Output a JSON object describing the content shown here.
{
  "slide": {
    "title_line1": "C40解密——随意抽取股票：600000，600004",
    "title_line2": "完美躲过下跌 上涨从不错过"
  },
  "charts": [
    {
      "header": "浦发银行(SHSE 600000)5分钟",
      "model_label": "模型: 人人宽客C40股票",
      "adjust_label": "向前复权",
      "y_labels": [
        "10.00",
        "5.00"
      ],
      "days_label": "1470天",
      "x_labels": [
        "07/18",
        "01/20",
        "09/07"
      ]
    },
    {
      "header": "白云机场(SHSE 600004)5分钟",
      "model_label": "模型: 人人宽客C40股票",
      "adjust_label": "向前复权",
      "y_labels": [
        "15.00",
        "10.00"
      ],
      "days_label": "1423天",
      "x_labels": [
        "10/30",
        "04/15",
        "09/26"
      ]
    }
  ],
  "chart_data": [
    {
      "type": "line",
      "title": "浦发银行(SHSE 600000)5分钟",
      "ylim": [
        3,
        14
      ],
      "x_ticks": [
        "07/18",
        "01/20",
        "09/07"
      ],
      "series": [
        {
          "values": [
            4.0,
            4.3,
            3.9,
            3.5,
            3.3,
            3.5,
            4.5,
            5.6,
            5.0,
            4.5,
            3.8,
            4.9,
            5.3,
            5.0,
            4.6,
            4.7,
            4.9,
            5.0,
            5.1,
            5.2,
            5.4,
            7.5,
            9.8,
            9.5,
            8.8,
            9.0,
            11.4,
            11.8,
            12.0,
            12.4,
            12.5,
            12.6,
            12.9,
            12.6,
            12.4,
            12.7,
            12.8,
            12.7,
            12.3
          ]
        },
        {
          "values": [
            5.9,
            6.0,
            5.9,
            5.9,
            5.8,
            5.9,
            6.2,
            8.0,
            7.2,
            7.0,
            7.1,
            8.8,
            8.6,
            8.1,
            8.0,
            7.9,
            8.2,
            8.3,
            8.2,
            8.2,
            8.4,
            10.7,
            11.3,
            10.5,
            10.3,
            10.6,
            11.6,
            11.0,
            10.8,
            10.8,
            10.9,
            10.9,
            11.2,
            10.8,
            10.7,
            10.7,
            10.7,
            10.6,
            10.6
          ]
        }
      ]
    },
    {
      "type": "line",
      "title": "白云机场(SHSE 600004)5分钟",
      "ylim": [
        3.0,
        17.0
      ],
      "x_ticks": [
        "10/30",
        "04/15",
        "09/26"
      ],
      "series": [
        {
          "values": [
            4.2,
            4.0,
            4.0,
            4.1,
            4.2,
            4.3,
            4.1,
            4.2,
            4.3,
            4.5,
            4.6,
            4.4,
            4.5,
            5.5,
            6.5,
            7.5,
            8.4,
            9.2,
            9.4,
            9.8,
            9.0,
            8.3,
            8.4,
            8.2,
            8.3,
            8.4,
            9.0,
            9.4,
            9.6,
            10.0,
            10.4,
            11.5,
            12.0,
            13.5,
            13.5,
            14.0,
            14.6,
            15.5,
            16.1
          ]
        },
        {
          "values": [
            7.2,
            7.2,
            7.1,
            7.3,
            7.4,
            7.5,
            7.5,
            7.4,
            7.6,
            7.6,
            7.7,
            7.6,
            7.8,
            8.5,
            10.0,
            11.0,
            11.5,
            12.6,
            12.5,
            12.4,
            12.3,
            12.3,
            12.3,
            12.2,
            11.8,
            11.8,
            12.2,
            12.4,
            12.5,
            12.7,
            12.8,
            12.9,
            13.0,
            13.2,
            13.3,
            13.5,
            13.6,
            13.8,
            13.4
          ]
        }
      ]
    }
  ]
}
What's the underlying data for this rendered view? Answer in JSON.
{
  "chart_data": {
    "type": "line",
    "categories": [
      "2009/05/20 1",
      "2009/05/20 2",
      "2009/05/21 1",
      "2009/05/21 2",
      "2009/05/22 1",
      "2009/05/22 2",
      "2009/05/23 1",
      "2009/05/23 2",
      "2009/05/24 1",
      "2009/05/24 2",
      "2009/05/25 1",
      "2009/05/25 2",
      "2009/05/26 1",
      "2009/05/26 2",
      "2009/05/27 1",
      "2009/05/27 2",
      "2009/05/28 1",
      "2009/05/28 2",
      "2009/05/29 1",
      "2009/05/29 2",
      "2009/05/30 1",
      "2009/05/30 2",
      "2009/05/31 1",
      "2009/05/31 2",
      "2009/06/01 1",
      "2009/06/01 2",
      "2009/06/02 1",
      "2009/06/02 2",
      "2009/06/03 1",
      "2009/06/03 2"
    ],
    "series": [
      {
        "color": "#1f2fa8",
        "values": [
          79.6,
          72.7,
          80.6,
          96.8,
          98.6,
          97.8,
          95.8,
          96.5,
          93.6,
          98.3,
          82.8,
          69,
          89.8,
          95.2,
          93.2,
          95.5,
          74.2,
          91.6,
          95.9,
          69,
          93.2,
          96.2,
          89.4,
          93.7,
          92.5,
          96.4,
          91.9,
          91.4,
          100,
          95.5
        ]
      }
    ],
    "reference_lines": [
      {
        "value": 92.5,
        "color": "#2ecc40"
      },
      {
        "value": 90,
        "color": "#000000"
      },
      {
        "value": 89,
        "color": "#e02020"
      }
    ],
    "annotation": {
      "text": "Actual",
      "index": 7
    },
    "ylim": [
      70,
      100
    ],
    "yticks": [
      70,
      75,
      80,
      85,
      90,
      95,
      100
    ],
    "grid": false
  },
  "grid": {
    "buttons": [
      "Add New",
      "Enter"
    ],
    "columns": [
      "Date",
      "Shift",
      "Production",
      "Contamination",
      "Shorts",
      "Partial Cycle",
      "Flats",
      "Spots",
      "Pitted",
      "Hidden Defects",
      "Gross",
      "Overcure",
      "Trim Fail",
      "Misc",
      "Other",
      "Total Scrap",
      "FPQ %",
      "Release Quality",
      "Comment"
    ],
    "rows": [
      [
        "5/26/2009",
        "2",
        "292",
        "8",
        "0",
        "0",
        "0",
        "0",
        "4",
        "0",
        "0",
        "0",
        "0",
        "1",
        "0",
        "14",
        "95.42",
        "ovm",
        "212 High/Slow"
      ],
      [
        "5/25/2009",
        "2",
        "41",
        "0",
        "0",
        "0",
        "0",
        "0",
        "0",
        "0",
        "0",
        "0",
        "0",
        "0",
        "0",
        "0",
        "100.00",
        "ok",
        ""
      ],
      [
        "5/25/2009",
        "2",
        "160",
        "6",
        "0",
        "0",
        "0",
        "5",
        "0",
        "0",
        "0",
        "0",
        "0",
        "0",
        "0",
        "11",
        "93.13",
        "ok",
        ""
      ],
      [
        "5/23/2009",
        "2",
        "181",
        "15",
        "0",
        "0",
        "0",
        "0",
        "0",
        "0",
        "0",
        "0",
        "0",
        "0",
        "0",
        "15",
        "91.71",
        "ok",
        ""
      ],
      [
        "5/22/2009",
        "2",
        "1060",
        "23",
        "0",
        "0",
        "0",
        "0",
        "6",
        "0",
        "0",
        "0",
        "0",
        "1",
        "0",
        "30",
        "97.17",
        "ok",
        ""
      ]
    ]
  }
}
------------------------------------------------
> _EXERCISE GOAL_
Each entry is to be returned in full, character for character.

> _SOLUTION FOR THIS EXERCISE_
Output a JSON object describing the content shown here.
{
  "slide": {
    "title_line1": "C40解密——随意抽取股票：600000，600004",
    "title_line2": "完美躲过下跌 上涨从不错过"
  },
  "charts": [
    {
      "header": "浦发银行(SHSE 600000)5分钟",
      "model_label": "模型: 人人宽客C40股票",
      "adjust_label": "向前复权",
      "y_labels": [
        "10.00",
        "5.00"
      ],
      "days_label": "1470天",
      "x_labels": [
        "07/18",
        "01/20",
        "09/07"
      ]
    },
    {
      "header": "白云机场(SHSE 600004)5分钟",
      "model_label": "模型: 人人宽客C40股票",
      "adjust_label": "向前复权",
      "y_labels": [
        "15.00",
        "10.00"
      ],
      "days_label": "1423天",
      "x_labels": [
        "10/30",
        "04/15",
        "09/26"
      ]
    }
  ],
  "chart_data": [
    {
      "type": "line",
      "title": "浦发银行(SHSE 600000)5分钟",
      "ylim": [
        3,
        14
      ],
      "x_ticks": [
        "07/18",
        "01/20",
        "09/07"
      ],
      "series": [
        {
          "values": [
            4.0,
            4.3,
            3.9,
            3.5,
            3.3,
            3.5,
            4.5,
            5.6,
            5.0,
            4.5,
            3.8,
            4.9,
            5.3,
            5.0,
            4.6,
            4.7,
            4.9,
            5.0,
            5.1,
            5.2,
            5.4,
            7.5,
            9.8,
            9.5,
            8.8,
            9.0,
            11.4,
            11.8,
            12.0,
            12.4,
            12.5,
            12.6,
            12.9,
            12.6,
            12.4,
            12.7,
            12.8,
            12.7,
            12.3
          ]
        },
        {
          "values": [
            5.9,
            6.0,
            5.9,
            5.9,
            5.8,
            5.9,
            6.2,
            8.0,
            7.2,
            7.0,
            7.1,
            8.8,
            8.6,
            8.1,
            8.0,
            7.9,
            8.2,
            8.3,
            8.2,
            8.2,
            8.4,
            10.7,
            11.3,
            10.5,
            10.3,
            10.6,
            11.6,
            11.0,
            10.8,
            10.8,
            10.9,
            10.9,
            11.2,
            10.8,
            10.7,
            10.7,
            10.7,
            10.6,
            10.6
          ]
        }
      ]
    },
    {
      "type": "line",
      "title": "白云机场(SHSE 600004)5分钟",
      "ylim": [
        3.0,
        17.0
      ],
      "x_ticks": [
        "10/30",
        "04/15",
        "09/26"
      ],
      "series": [
        {
          "values": [
            4.2,
            4.0,
            4.0,
            4.1,
            4.2,
            4.3,
            4.1,
            4.2,
            4.3,
            4.5,
            4.6,
            4.4,
            4.5,
            5.5,
            6.5,
            7.5,
            8.4,
            9.2,
            9.4,
            9.8,
            9.0,
            8.3,
            8.4,
            8.2,
            8.3,
            8.4,
            9.0,
            9.4,
            9.6,
            10.0,
            10.4,
            11.5,
            12.0,
            13.5,
            13.5,
            14.0,
            14.6,
            15.5,
            16.1
          ]
        },
        {
          "values": [
            7.2,
            7.2,
            7.1,
            7.3,
            7.4,
            7.5,
            7.5,
            7.4,
            7.6,
            7.6,
            7.7,
            7.6,
            7.8,
            8.5,
            10.0,
            11.0,
            11.5,
            12.6,
            12.5,
            12.4,
            12.3,
            12.3,
            12.3,
            12.2,
            11.8,
            11.8,
            12.2,
            12.4,
            12.5,
            12.7,
            12.8,
            12.9,
            13.0,
            13.2,
            13.3,
            13.5,
            13.6,
            13.8,
            13.4
          ]
        }
      ]
    }
  ]
}
What's the underlying data for this rendered view? Answer in JSON.
{
  "chart_data": {
    "type": "line",
    "categories": [
      "2009/05/20 1",
      "2009/05/20 2",
      "2009/05/21 1",
      "2009/05/21 2",
      "2009/05/22 1",
      "2009/05/22 2",
      "2009/05/23 1",
      "2009/05/23 2",
      "2009/05/24 1",
      "2009/05/24 2",
      "2009/05/25 1",
      "2009/05/25 2",
      "2009/05/26 1",
      "2009/05/26 2",
      "2009/05/27 1",
      "2009/05/27 2",
      "2009/05/28 1",
      "2009/05/28 2",
      "2009/05/29 1",
      "2009/05/29 2",
      "2009/05/30 1",
      "2009/05/30 2",
      "2009/05/31 1",
      "2009/05/31 2",
      "2009/06/01 1",
      "2009/06/01 2",
      "2009/06/02 1",
      "2009/06/02 2",
      "2009/06/03 1",
      "2009/06/03 2"
    ],
    "series": [
      {
        "color": "#1f2fa8",
        "values": [
          79.6,
          72.7,
          80.6,
          96.8,
          98.6,
          97.8,
          95.8,
          96.5,
          93.6,
          98.3,
          82.8,
          69,
          89.8,
          95.2,
          93.2,
          95.5,
          74.2,
          91.6,
          95.9,
          69,
          93.2,
          96.2,
          89.4,
          93.7,
          92.5,
          96.4,
          91.9,
          91.4,
          100,
          95.5
        ]
      }
    ],
    "reference_lines": [
      {
        "value": 92.5,
        "color": "#2ecc40"
      },
      {
        "value": 90,
        "color": "#000000"
      },
      {
        "value": 89,
        "color": "#e02020"
      }
    ],
    "annotation": {
      "text": "Actual",
      "index": 7
    },
    "ylim": [
      70,
      100
    ],
    "yticks": [
      70,
      75,
      80,
      85,
      90,
      95,
      100
    ],
    "grid": false
  },
  "grid": {
    "buttons": [
      "Add New",
      "Enter"
    ],
    "columns": [
      "Date",
      "Shift",
      "Production",
      "Contamination",
      "Shorts",
      "Partial Cycle",
      "Flats",
      "Spots",
      "Pitted",
      "Hidden Defects",
      "Gross",
      "Overcure",
      "Trim Fail",
      "Misc",
      "Other",
      "Total Scrap",
      "FPQ %",
      "Release Quality",
      "Comment"
    ],
    "rows": [
      [
        "5/26/2009",
        "2",
        "292",
        "8",
        "0",
        "0",
        "0",
        "0",
        "4",
        "0",
        "0",
        "0",
        "0",
        "1",
        "0",
        "14",
        "95.42",
        "ovm",
        "212 High/Slow"
      ],
      [
        "5/25/2009",
        "2",
        "41",
        "0",
        "0",
        "0",
        "0",
        "0",
        "0",
        "0",
        "0",
        "0",
        "0",
        "0",
        "0",
        "0",
        "100.00",
        "ok",
        ""
      ],
      [
        "5/25/2009",
        "2",
        "160",
        "6",
        "0",
        "0",
        "0",
        "5",
        "0",
        "0",
        "0",
        "0",
        "0",
        "0",
        "0",
        "11",
        "93.13",
        "ok",
        ""
      ],
      [
        "5/23/2009",
        "2",
        "181",
        "15",
        "0",
        "0",
        "0",
        "0",
        "0",
        "0",
        "0",
        "0",
        "0",
        "0",
        "0",
        "15",
        "91.71",
        "ok",
        ""
      ],
      [
        "5/22/2009",
        "2",
        "1060",
        "23",
        "0",
        "0",
        "0",
        "0",
        "6",
        "0",
        "0",
        "0",
        "0",
        "1",
        "0",
        "30",
        "97.17",
        "ok",
        ""
      ]
    ]
  }
}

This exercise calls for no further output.